== THE DATA ==
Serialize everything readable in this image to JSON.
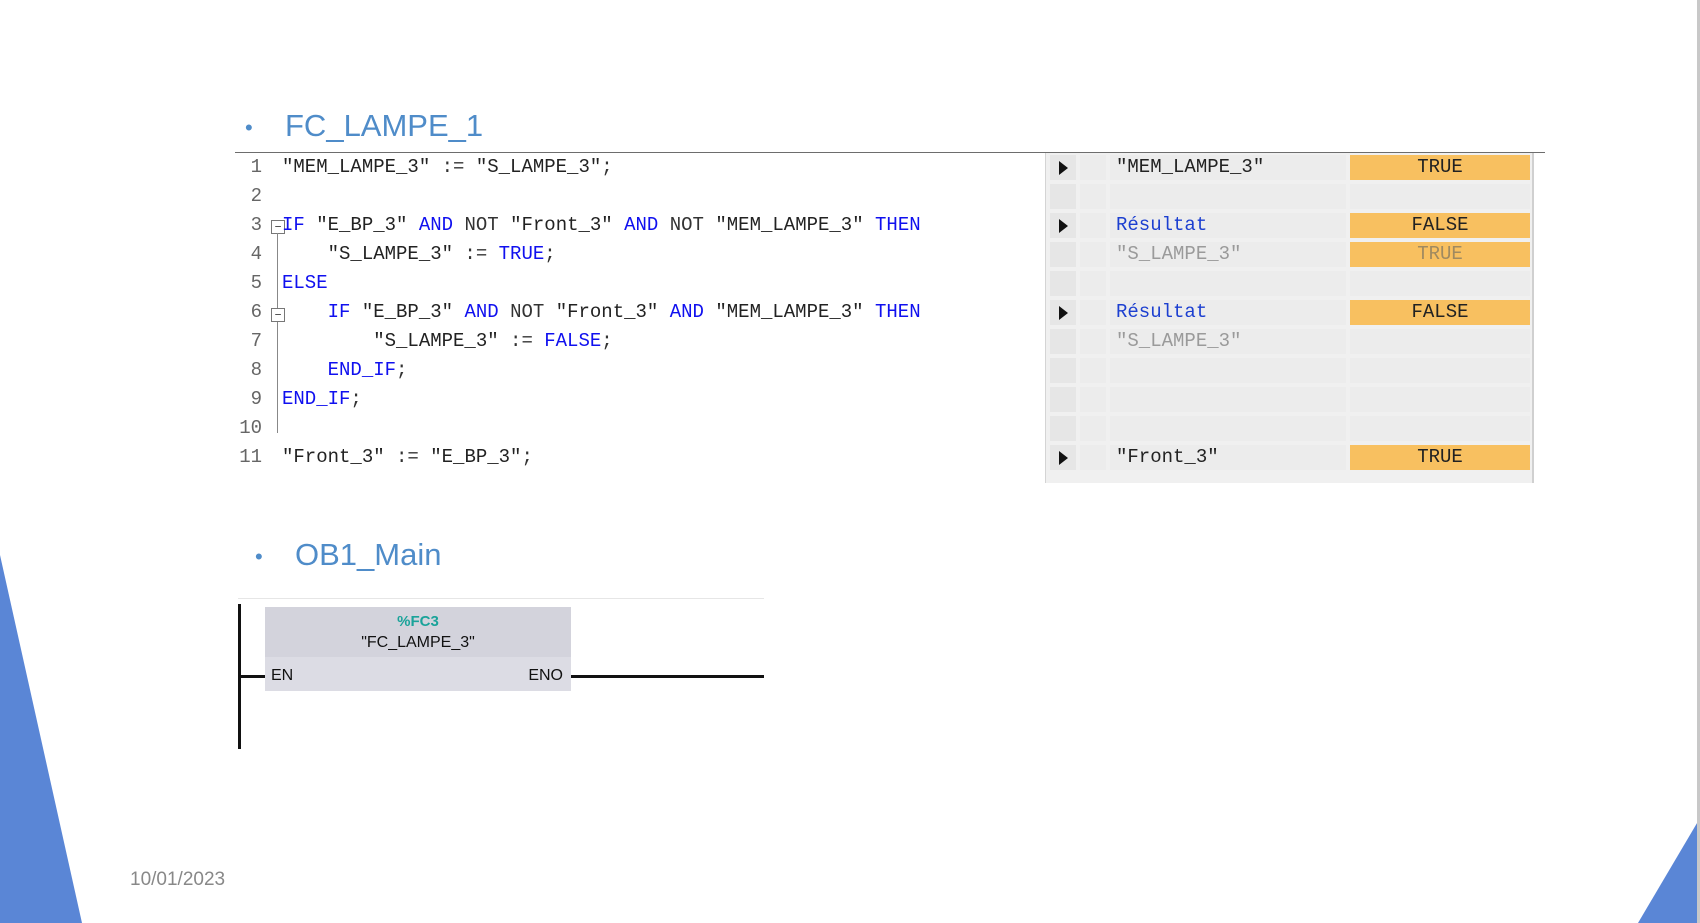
{
  "slide": {
    "section1_bullet": "•",
    "section1_title": "FC_LAMPE_1",
    "section2_bullet": "•",
    "section2_title": "OB1_Main",
    "date": "10/01/2023"
  },
  "code": {
    "lines": [
      {
        "n": "1",
        "text": "\"MEM_LAMPE_3\" := \"S_LAMPE_3\";"
      },
      {
        "n": "2",
        "text": ""
      },
      {
        "n": "3",
        "text": "IF \"E_BP_3\" AND NOT \"Front_3\" AND NOT \"MEM_LAMPE_3\" THEN"
      },
      {
        "n": "4",
        "text": "    \"S_LAMPE_3\" := TRUE;"
      },
      {
        "n": "5",
        "text": "ELSE"
      },
      {
        "n": "6",
        "text": "    IF \"E_BP_3\" AND NOT \"Front_3\" AND \"MEM_LAMPE_3\" THEN"
      },
      {
        "n": "7",
        "text": "        \"S_LAMPE_3\" := FALSE;"
      },
      {
        "n": "8",
        "text": "    END_IF;"
      },
      {
        "n": "9",
        "text": "END_IF;"
      },
      {
        "n": "10",
        "text": ""
      },
      {
        "n": "11",
        "text": "\"Front_3\" := \"E_BP_3\";"
      }
    ]
  },
  "watch": {
    "rows": [
      {
        "arrow": true,
        "name": "\"MEM_LAMPE_3\"",
        "value": "TRUE",
        "style": "normal",
        "highlight": true
      },
      {
        "arrow": false,
        "name": "",
        "value": "",
        "style": "normal",
        "highlight": false
      },
      {
        "arrow": true,
        "name": "Résultat",
        "value": "FALSE",
        "style": "result",
        "highlight": true
      },
      {
        "arrow": false,
        "name": "\"S_LAMPE_3\"",
        "value": "TRUE",
        "style": "dim",
        "highlight": true
      },
      {
        "arrow": false,
        "name": "",
        "value": "",
        "style": "normal",
        "highlight": false
      },
      {
        "arrow": true,
        "name": "Résultat",
        "value": "FALSE",
        "style": "result",
        "highlight": true
      },
      {
        "arrow": false,
        "name": "\"S_LAMPE_3\"",
        "value": "",
        "style": "dim",
        "highlight": false
      },
      {
        "arrow": false,
        "name": "",
        "value": "",
        "style": "normal",
        "highlight": false
      },
      {
        "arrow": false,
        "name": "",
        "value": "",
        "style": "normal",
        "highlight": false
      },
      {
        "arrow": false,
        "name": "",
        "value": "",
        "style": "normal",
        "highlight": false
      },
      {
        "arrow": true,
        "name": "\"Front_3\"",
        "value": "TRUE",
        "style": "normal",
        "highlight": true
      }
    ]
  },
  "ladder": {
    "block_address": "%FC3",
    "block_name": "\"FC_LAMPE_3\"",
    "pin_in": "EN",
    "pin_out": "ENO"
  },
  "colors": {
    "accent_blue": "#4f8cc9",
    "keyword_blue": "#1010ef",
    "highlight_orange": "#f8c060",
    "corner_blue": "#5a86d6"
  }
}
===
> **SHORT EXERCISE**: Output, exactly, all the records above; include no pictures.

> **SOLUTION FOR THIS EXERCISE**:
Serialize everything readable in this image to JSON.
{
  "slide": {
    "section1_bullet": "•",
    "section1_title": "FC_LAMPE_1",
    "section2_bullet": "•",
    "section2_title": "OB1_Main",
    "date": "10/01/2023"
  },
  "code": {
    "lines": [
      {
        "n": "1",
        "text": "\"MEM_LAMPE_3\" := \"S_LAMPE_3\";"
      },
      {
        "n": "2",
        "text": ""
      },
      {
        "n": "3",
        "text": "IF \"E_BP_3\" AND NOT \"Front_3\" AND NOT \"MEM_LAMPE_3\" THEN"
      },
      {
        "n": "4",
        "text": "    \"S_LAMPE_3\" := TRUE;"
      },
      {
        "n": "5",
        "text": "ELSE"
      },
      {
        "n": "6",
        "text": "    IF \"E_BP_3\" AND NOT \"Front_3\" AND \"MEM_LAMPE_3\" THEN"
      },
      {
        "n": "7",
        "text": "        \"S_LAMPE_3\" := FALSE;"
      },
      {
        "n": "8",
        "text": "    END_IF;"
      },
      {
        "n": "9",
        "text": "END_IF;"
      },
      {
        "n": "10",
        "text": ""
      },
      {
        "n": "11",
        "text": "\"Front_3\" := \"E_BP_3\";"
      }
    ]
  },
  "watch": {
    "rows": [
      {
        "arrow": true,
        "name": "\"MEM_LAMPE_3\"",
        "value": "TRUE",
        "style": "normal",
        "highlight": true
      },
      {
        "arrow": false,
        "name": "",
        "value": "",
        "style": "normal",
        "highlight": false
      },
      {
        "arrow": true,
        "name": "Résultat",
        "value": "FALSE",
        "style": "result",
        "highlight": true
      },
      {
        "arrow": false,
        "name": "\"S_LAMPE_3\"",
        "value": "TRUE",
        "style": "dim",
        "highlight": true
      },
      {
        "arrow": false,
        "name": "",
        "value": "",
        "style": "normal",
        "highlight": false
      },
      {
        "arrow": true,
        "name": "Résultat",
        "value": "FALSE",
        "style": "result",
        "highlight": true
      },
      {
        "arrow": false,
        "name": "\"S_LAMPE_3\"",
        "value": "",
        "style": "dim",
        "highlight": false
      },
      {
        "arrow": false,
        "name": "",
        "value": "",
        "style": "normal",
        "highlight": false
      },
      {
        "arrow": false,
        "name": "",
        "value": "",
        "style": "normal",
        "highlight": false
      },
      {
        "arrow": false,
        "name": "",
        "value": "",
        "style": "normal",
        "highlight": false
      },
      {
        "arrow": true,
        "name": "\"Front_3\"",
        "value": "TRUE",
        "style": "normal",
        "highlight": true
      }
    ]
  },
  "ladder": {
    "block_address": "%FC3",
    "block_name": "\"FC_LAMPE_3\"",
    "pin_in": "EN",
    "pin_out": "ENO"
  },
  "colors": {
    "accent_blue": "#4f8cc9",
    "keyword_blue": "#1010ef",
    "highlight_orange": "#f8c060",
    "corner_blue": "#5a86d6"
  }
}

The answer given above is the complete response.